-------- Data entries --------

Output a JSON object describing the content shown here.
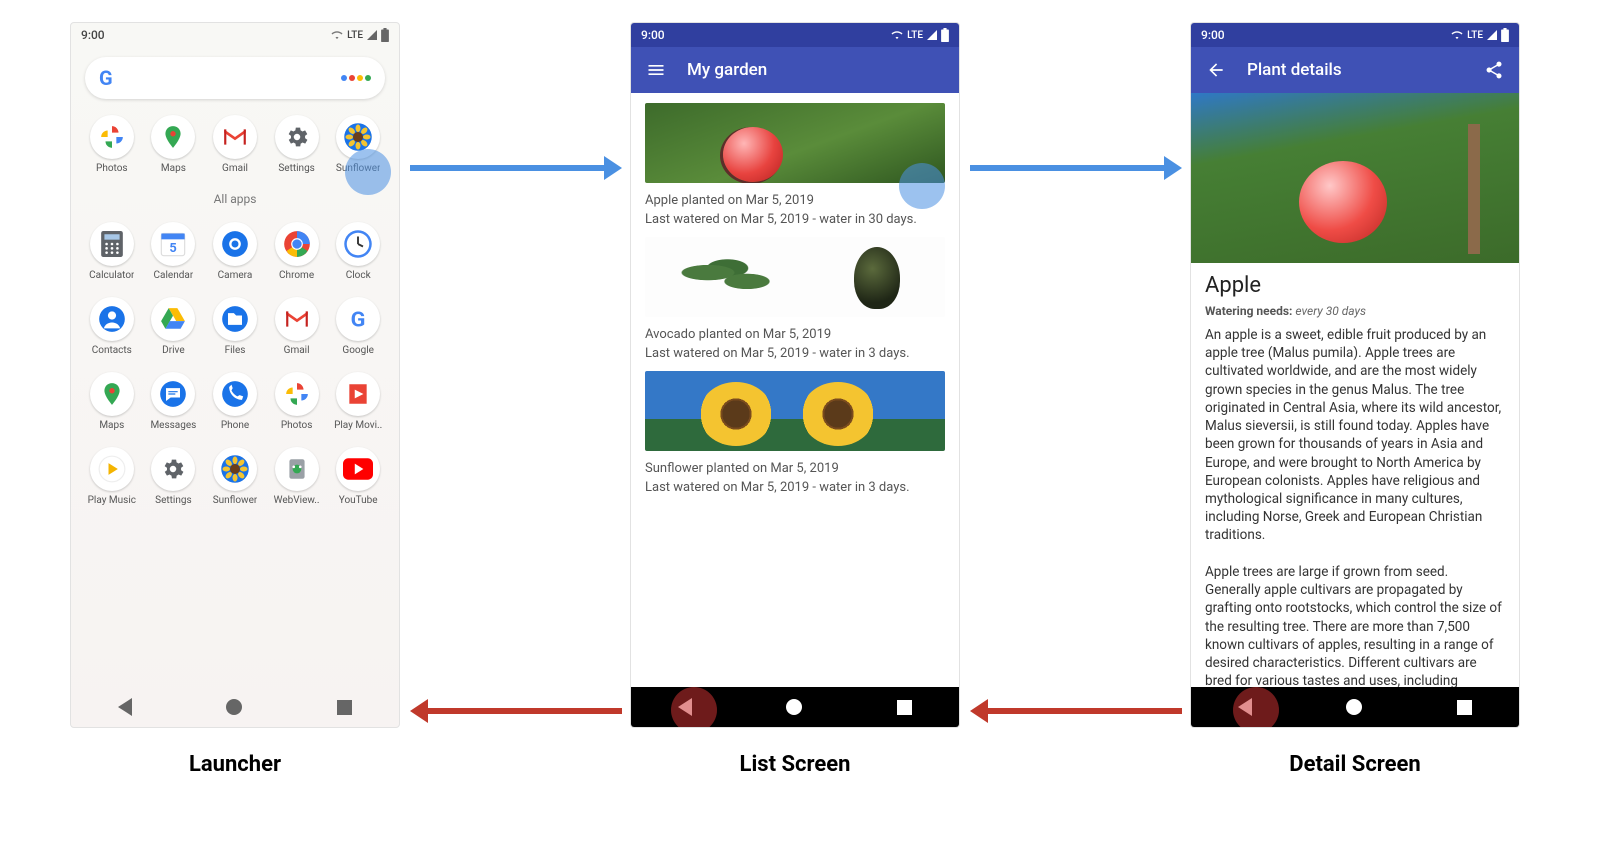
{
  "status": {
    "time": "9:00",
    "network": "LTE"
  },
  "launcher": {
    "all_apps_label": "All apps",
    "dock": [
      {
        "label": "Photos",
        "name": "photos"
      },
      {
        "label": "Maps",
        "name": "maps"
      },
      {
        "label": "Gmail",
        "name": "gmail"
      },
      {
        "label": "Settings",
        "name": "settings"
      },
      {
        "label": "Sunflower",
        "name": "sunflower"
      }
    ],
    "apps": [
      {
        "label": "Calculator",
        "name": "calculator"
      },
      {
        "label": "Calendar",
        "name": "calendar",
        "day": "5"
      },
      {
        "label": "Camera",
        "name": "camera"
      },
      {
        "label": "Chrome",
        "name": "chrome"
      },
      {
        "label": "Clock",
        "name": "clock"
      },
      {
        "label": "Contacts",
        "name": "contacts"
      },
      {
        "label": "Drive",
        "name": "drive"
      },
      {
        "label": "Files",
        "name": "files"
      },
      {
        "label": "Gmail",
        "name": "gmail2"
      },
      {
        "label": "Google",
        "name": "google"
      },
      {
        "label": "Maps",
        "name": "maps2"
      },
      {
        "label": "Messages",
        "name": "messages"
      },
      {
        "label": "Phone",
        "name": "phone"
      },
      {
        "label": "Photos",
        "name": "photos2"
      },
      {
        "label": "Play Movi..",
        "name": "playmovies"
      },
      {
        "label": "Play Music",
        "name": "playmusic"
      },
      {
        "label": "Settings",
        "name": "settings2"
      },
      {
        "label": "Sunflower",
        "name": "sunflower2"
      },
      {
        "label": "WebView..",
        "name": "webview"
      },
      {
        "label": "YouTube",
        "name": "youtube"
      }
    ]
  },
  "list": {
    "title": "My garden",
    "items": [
      {
        "name": "apple",
        "img": "apple-img",
        "line1": "Apple planted on Mar 5, 2019",
        "line2": "Last watered on Mar 5, 2019 - water in 30 days."
      },
      {
        "name": "avocado",
        "img": "avocado-img",
        "line1": "Avocado planted on Mar 5, 2019",
        "line2": "Last watered on Mar 5, 2019 - water in 3 days."
      },
      {
        "name": "sunflower",
        "img": "sunflower-img",
        "line1": "Sunflower planted on Mar 5, 2019",
        "line2": "Last watered on Mar 5, 2019 - water in 3 days."
      }
    ]
  },
  "detail": {
    "title": "Plant details",
    "heading": "Apple",
    "watering_label": "Watering needs:",
    "watering_value": "every 30 days",
    "description": "An apple is a sweet, edible fruit produced by an apple tree (Malus pumila). Apple trees are cultivated worldwide, and are the most widely grown species in the genus Malus. The tree originated in Central Asia, where its wild ancestor, Malus sieversii, is still found today. Apples have been grown for thousands of years in Asia and Europe, and were brought to North America by European colonists. Apples have religious and mythological significance in many cultures, including Norse, Greek and European Christian traditions.\n\nApple trees are large if grown from seed. Generally apple cultivars are propagated by grafting onto rootstocks, which control the size of the resulting tree. There are more than 7,500 known cultivars of apples, resulting in a range of desired characteristics. Different cultivars are bred for various tastes and uses, including cooking, eating raw and cider production. Trees and fruit"
  },
  "captions": {
    "launcher": "Launcher",
    "list": "List Screen",
    "detail": "Detail Screen"
  },
  "icon_colors": {
    "photos": "#000",
    "maps": "#34A853",
    "gmail": "#EA4335",
    "settings": "#5f6368",
    "sunflower": "#f4c430",
    "calculator": "#5f6368",
    "calendar": "#4285F4",
    "camera": "#1a73e8",
    "chrome": "#000",
    "clock": "#4285F4",
    "contacts": "#1a73e8",
    "drive": "#FBBC05",
    "files": "#1a73e8",
    "gmail2": "#EA4335",
    "google": "#4285F4",
    "maps2": "#34A853",
    "messages": "#1a73e8",
    "phone": "#1a73e8",
    "photos2": "#000",
    "playmovies": "#EA4335",
    "playmusic": "#f4b400",
    "settings2": "#5f6368",
    "sunflower2": "#f4c430",
    "webview": "#34A853",
    "youtube": "#FF0000"
  }
}
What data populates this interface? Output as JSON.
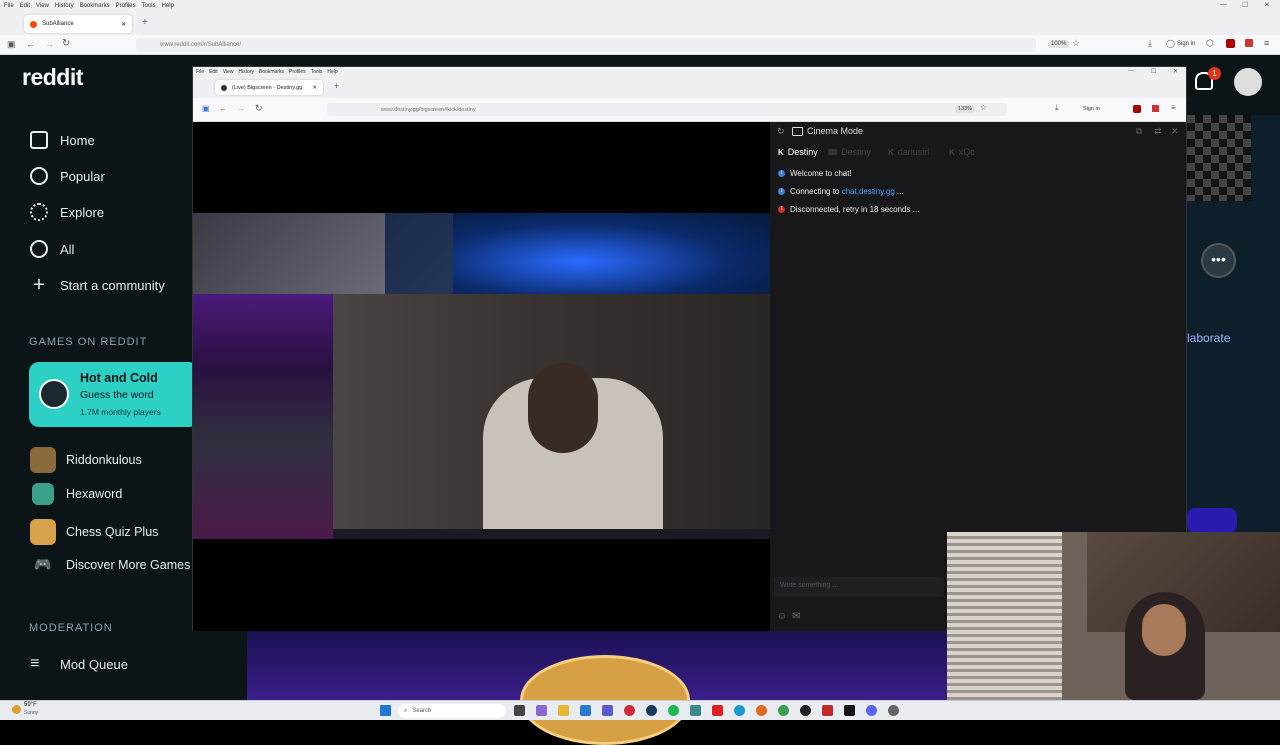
{
  "outer_browser": {
    "menu": [
      "File",
      "Edit",
      "View",
      "History",
      "Bookmarks",
      "Profiles",
      "Tools",
      "Help"
    ],
    "tab_title": "SubAlliance",
    "url": "www.reddit.com/r/SubAlliance/",
    "zoom": "100%",
    "sign_in": "Sign in"
  },
  "reddit": {
    "logo": "reddit",
    "notification_count": "1",
    "nav": [
      {
        "label": "Home",
        "icon": "home-icon"
      },
      {
        "label": "Popular",
        "icon": "popular-icon"
      },
      {
        "label": "Explore",
        "icon": "explore-icon"
      },
      {
        "label": "All",
        "icon": "all-icon"
      },
      {
        "label": "Start a community",
        "icon": "plus-icon"
      }
    ],
    "games_section": "GAMES ON REDDIT",
    "featured_game": {
      "title": "Hot and Cold",
      "subtitle": "Guess the word",
      "players": "1.7M monthly players"
    },
    "games": [
      "Riddonkulous",
      "Hexaword",
      "Chess Quiz Plus",
      "Discover More Games"
    ],
    "moderation_section": "MODERATION",
    "mod_queue": "Mod Queue",
    "right_text": "laborate"
  },
  "inner_browser": {
    "menu": [
      "File",
      "Edit",
      "View",
      "History",
      "Bookmarks",
      "Profiles",
      "Tools",
      "Help"
    ],
    "tab_title": "(Live) Bigscreen - Destiny.gg",
    "url": "www.destiny.gg/bigscreen#kick/destiny",
    "zoom": "133%",
    "sign_in": "Sign in"
  },
  "chat": {
    "mode": "Cinema Mode",
    "tabs": [
      "Destiny",
      "Destiny",
      "dariusirl",
      "xQc"
    ],
    "messages": [
      {
        "text": "Welcome to chat!",
        "link": "",
        "after": "",
        "color": "#4a7fd0"
      },
      {
        "text": "Connecting to ",
        "link": "chat.destiny.gg",
        "after": " ...",
        "color": "#4a7fd0"
      },
      {
        "text": "Disconnected, retry in 18 seconds ...",
        "link": "",
        "after": "",
        "color": "#d03030"
      }
    ],
    "input_placeholder": "Write something ..."
  },
  "taskbar": {
    "weather_temp": "59°F",
    "weather_desc": "Sunny",
    "search_label": "Search"
  }
}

--------

## What you should do
Extract, from the listing above, every line where the string "planted" occurs.

## Solution to the exercise
        "line1": "Apple planted on Mar 5, 2019",
        "line1": "Avocado planted on Mar 5, 2019",
        "line1": "Sunflower planted on Mar 5, 2019",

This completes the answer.